§ **Problem description**: Copy each line in the data that includes the word "document".

§ **Data for processing**:
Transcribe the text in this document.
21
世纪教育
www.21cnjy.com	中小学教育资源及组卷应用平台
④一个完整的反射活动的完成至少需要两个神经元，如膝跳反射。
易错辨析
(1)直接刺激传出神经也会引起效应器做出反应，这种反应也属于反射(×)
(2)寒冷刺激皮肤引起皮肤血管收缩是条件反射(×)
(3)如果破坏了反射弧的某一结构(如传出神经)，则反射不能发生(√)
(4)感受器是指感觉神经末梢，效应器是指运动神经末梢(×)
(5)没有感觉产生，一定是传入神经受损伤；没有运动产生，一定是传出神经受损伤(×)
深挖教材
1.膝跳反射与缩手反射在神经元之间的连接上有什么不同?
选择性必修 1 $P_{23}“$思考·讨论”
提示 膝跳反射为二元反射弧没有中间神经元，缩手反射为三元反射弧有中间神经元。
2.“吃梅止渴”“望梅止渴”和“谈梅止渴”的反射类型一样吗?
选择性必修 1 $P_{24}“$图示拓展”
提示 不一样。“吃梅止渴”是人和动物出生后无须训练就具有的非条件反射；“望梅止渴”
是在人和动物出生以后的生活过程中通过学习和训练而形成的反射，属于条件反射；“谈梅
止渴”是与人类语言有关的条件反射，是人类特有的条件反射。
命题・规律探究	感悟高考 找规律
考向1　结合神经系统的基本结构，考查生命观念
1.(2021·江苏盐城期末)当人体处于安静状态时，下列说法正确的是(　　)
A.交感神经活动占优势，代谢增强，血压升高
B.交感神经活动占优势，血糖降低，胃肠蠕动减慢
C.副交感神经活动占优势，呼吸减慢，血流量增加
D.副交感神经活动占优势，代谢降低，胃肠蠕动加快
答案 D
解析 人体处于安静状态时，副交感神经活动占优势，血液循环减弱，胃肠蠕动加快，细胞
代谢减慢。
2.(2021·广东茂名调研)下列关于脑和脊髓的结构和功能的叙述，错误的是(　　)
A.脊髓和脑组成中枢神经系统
---
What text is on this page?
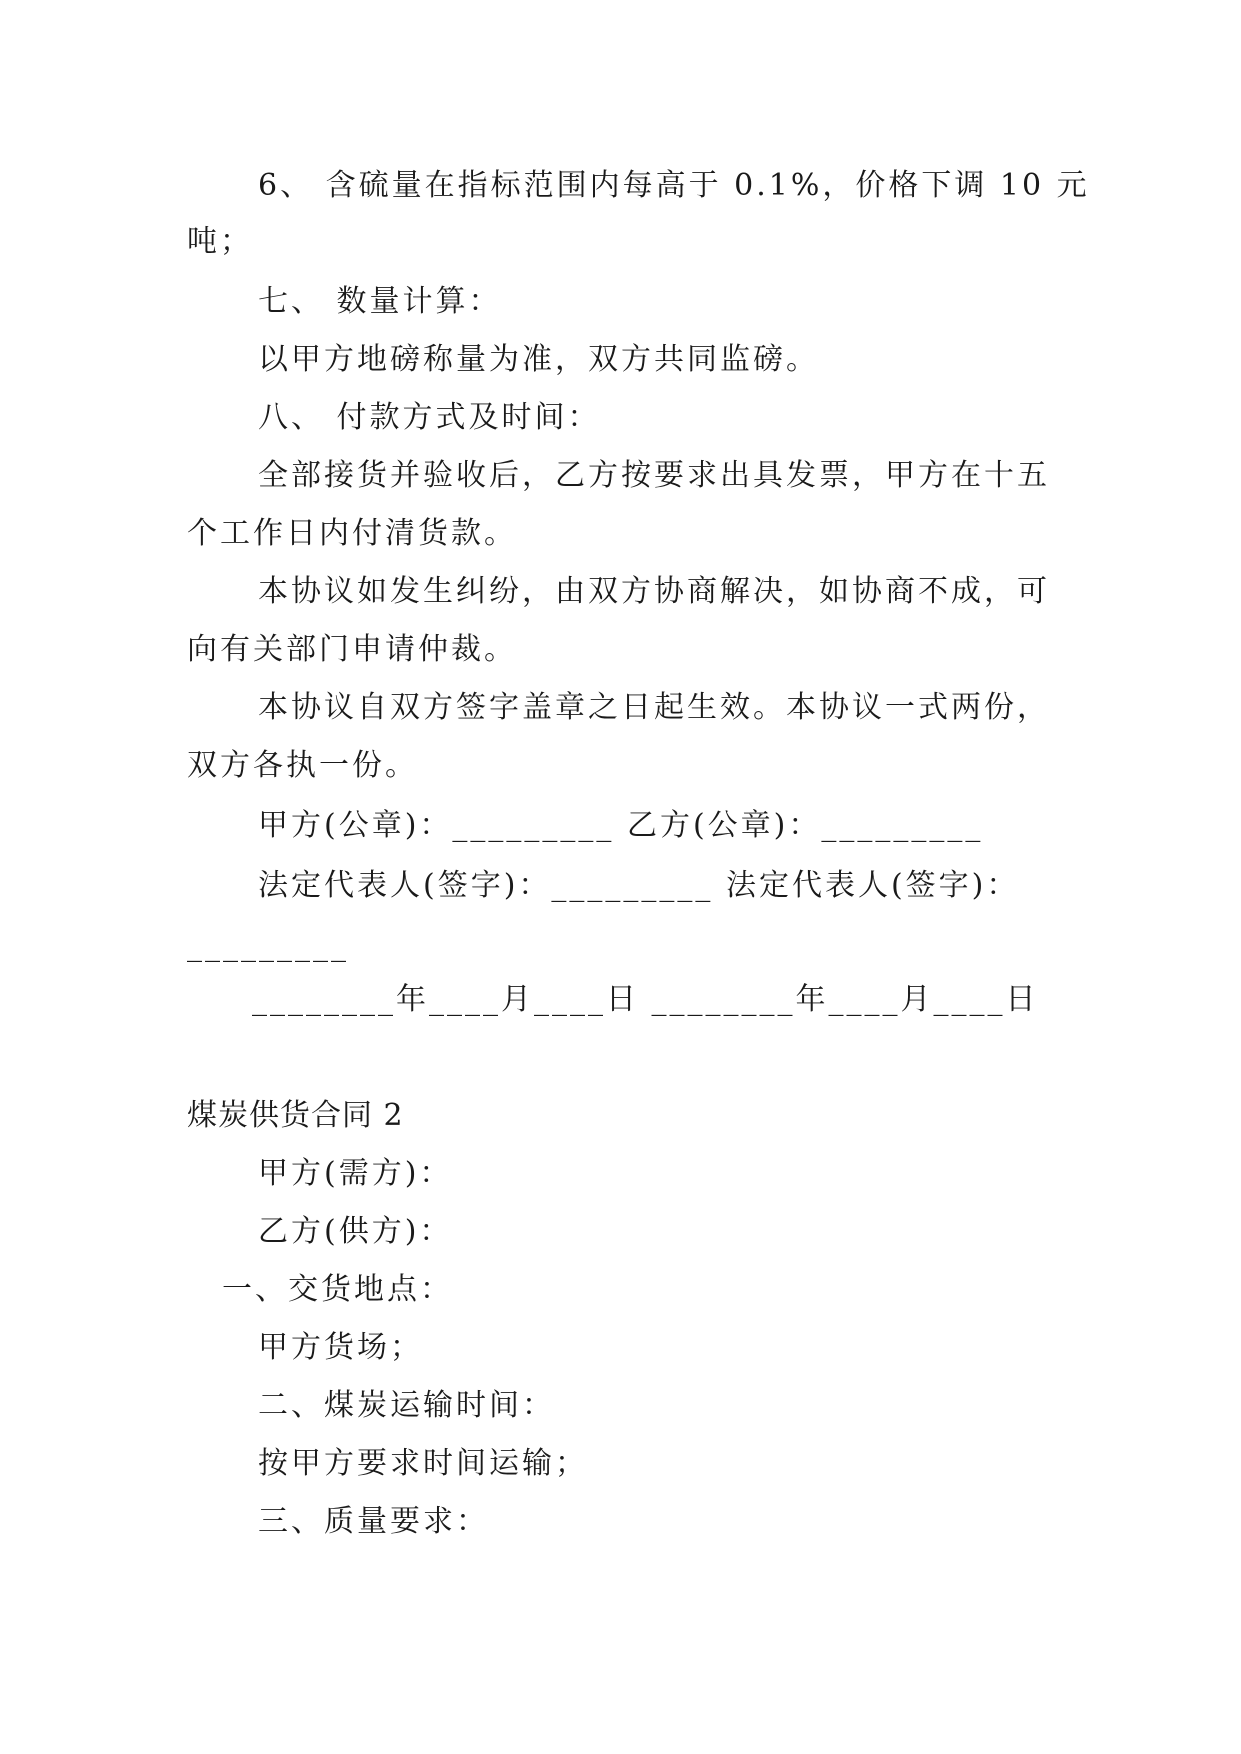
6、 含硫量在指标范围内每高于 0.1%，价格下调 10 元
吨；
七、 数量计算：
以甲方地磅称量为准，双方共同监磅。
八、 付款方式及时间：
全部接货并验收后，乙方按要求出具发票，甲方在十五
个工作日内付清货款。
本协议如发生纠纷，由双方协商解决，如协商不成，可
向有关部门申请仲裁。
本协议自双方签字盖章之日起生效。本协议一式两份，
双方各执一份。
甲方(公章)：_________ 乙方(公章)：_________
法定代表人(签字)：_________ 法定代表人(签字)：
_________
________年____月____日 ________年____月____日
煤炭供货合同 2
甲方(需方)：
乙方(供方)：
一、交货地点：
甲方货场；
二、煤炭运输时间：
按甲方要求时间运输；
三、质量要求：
---
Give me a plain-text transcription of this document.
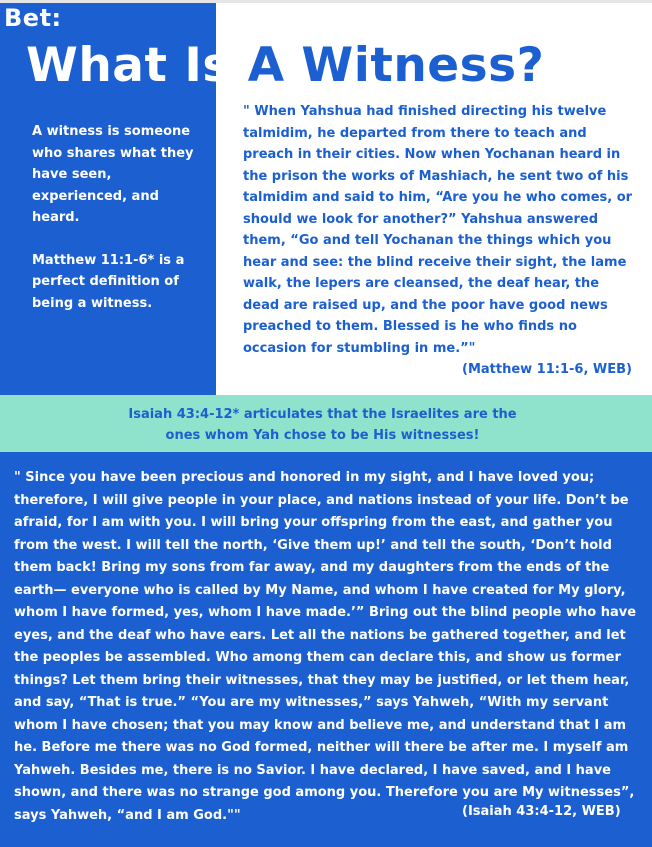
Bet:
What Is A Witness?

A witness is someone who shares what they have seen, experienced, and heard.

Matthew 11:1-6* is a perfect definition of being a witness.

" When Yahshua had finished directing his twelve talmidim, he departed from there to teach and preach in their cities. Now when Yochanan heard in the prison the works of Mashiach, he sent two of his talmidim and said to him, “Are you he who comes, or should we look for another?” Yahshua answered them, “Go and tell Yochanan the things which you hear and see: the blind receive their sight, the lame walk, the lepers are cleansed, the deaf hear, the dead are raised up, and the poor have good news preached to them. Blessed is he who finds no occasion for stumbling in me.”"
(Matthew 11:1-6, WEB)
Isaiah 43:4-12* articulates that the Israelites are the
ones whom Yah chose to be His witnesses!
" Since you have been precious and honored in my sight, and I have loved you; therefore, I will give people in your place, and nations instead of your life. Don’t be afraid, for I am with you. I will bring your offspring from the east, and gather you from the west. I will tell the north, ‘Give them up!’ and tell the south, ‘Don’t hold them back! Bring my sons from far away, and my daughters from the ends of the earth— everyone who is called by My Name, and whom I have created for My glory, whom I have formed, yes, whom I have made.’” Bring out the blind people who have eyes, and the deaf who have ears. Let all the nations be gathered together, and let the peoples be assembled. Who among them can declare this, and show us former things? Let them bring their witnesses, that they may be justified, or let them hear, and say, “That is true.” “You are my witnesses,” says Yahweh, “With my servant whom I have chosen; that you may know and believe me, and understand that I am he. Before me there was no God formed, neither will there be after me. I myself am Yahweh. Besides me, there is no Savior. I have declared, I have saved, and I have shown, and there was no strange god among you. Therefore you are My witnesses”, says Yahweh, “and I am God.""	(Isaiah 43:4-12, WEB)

§ **Response to the exercise**:
Transcribe the text in this document.
Give me a plain-text transcription of this document.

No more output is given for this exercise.